*Your instructions*.
Tally the lines that contain the string "principios" and state that total without comment.

▶

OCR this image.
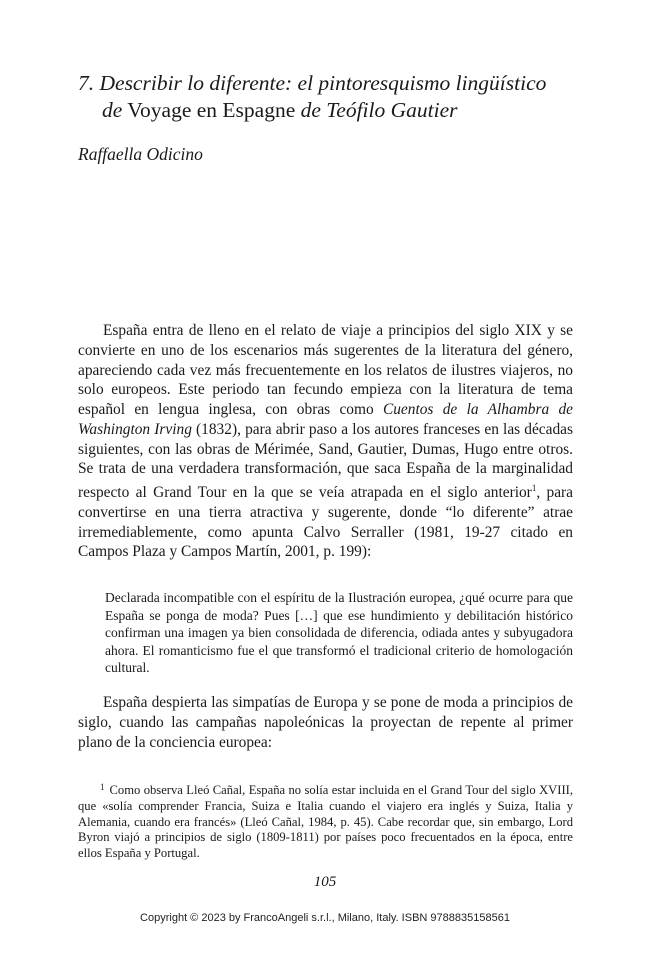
7. Describir lo diferente: el pintoresquismo lingüístico
de Voyage en Espagne de Teófilo Gautier
Raffaella Odicino

España entra de lleno en el relato de viaje a principios del siglo XIX y se convierte en uno de los escenarios más sugerentes de la literatura del género, apareciendo cada vez más frecuentemente en los relatos de ilustres viajeros, no solo europeos. Este periodo tan fecundo empieza con la literatura de tema español en lengua inglesa, con obras como Cuentos de la Alhambra de Washington Irving (1832), para abrir paso a los autores franceses en las décadas siguientes, con las obras de Mérimée, Sand, Gautier, Dumas, Hugo entre otros. Se trata de una verdadera transformación, que saca España de la marginalidad respecto al Grand Tour en la que se veía atrapada en el siglo anterior$^1$, para convertirse en una tierra atractiva y sugerente, donde “lo diferente” atrae irremediablemente, como apunta Calvo Serraller (1981, 19-27 citado en Campos Plaza y Campos Martín, 2001, p. 199):

Declarada incompatible con el espíritu de la Ilustración europea, ¿qué ocurre para que España se ponga de moda? Pues […] que ese hundimiento y debilitación histórico confirman una imagen ya bien consolidada de diferencia, odiada antes y subyugadora ahora. El romanticismo fue el que transformó el tradicional criterio de homologación cultural.

España despierta las simpatías de Europa y se pone de moda a principios de siglo, cuando las campañas napoleónicas la proyectan de repente al primer plano de la conciencia europea:

$^1$ Como observa Lleó Cañal, España no solía estar incluida en el Grand Tour del siglo XVIII, que «solía comprender Francia, Suiza e Italia cuando el viajero era inglés y Suiza, Italia y Alemania, cuando era francés» (Lleó Cañal, 1984, p. 45). Cabe recordar que, sin embargo, Lord Byron viajó a principios de siglo (1809-1811) por países poco frecuentados en la época, entre ellos España y Portugal.

105
Copyright © 2023 by FrancoAngeli s.r.l., Milano, Italy. ISBN 9788835158561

◀

*Written solution*.
3